Stored data entries:

::::

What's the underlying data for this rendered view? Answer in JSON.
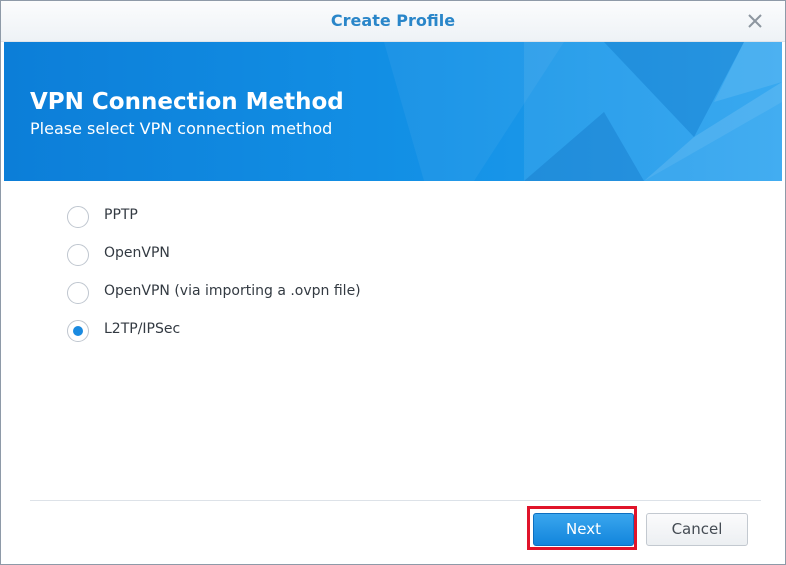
{
  "window": {
    "title": "Create Profile"
  },
  "banner": {
    "title": "VPN Connection Method",
    "subtitle": "Please select VPN connection method"
  },
  "options": [
    {
      "label": "PPTP",
      "checked": false
    },
    {
      "label": "OpenVPN",
      "checked": false
    },
    {
      "label": "OpenVPN (via importing a .ovpn file)",
      "checked": false
    },
    {
      "label": "L2TP/IPSec",
      "checked": true
    }
  ],
  "buttons": {
    "next_label": "Next",
    "cancel_label": "Cancel"
  },
  "icons": {
    "close": "close-icon"
  },
  "colors": {
    "title": "#2a86c9",
    "banner": "#1391e6",
    "accent": "#1a8ae0",
    "highlight": "#e0142a"
  }
}
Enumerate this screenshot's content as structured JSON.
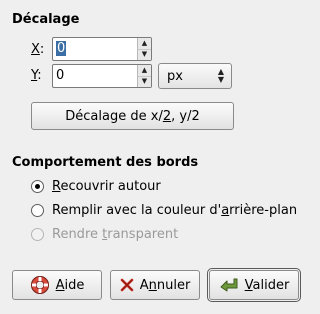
{
  "offset_section": {
    "title": "Décalage",
    "x_label": "X",
    "x_label_rest": ":",
    "x_value": "0",
    "y_label": "Y",
    "y_label_rest": ":",
    "y_value": "0",
    "unit": "px",
    "half_button_prefix": "Décalage de x/",
    "half_button_mnemonic": "2",
    "half_button_suffix": ", y/2"
  },
  "edge_section": {
    "title": "Comportement des bords",
    "options": [
      {
        "pre": "",
        "mn": "R",
        "post": "ecouvrir autour",
        "selected": true,
        "disabled": false
      },
      {
        "pre": "Remplir avec la couleur d'",
        "mn": "a",
        "post": "rrière-plan",
        "selected": false,
        "disabled": false
      },
      {
        "pre": "Rendre ",
        "mn": "t",
        "post": "ransparent",
        "selected": false,
        "disabled": true
      }
    ]
  },
  "buttons": {
    "help_mn": "A",
    "help_rest": "ide",
    "cancel_pre": "A",
    "cancel_mn": "n",
    "cancel_rest": "nuler",
    "ok_mn": "V",
    "ok_rest": "alider"
  }
}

::::

Exercise directions:
Provide only the number of lines in the records containing the string "JSON".

Response to this exercise:
2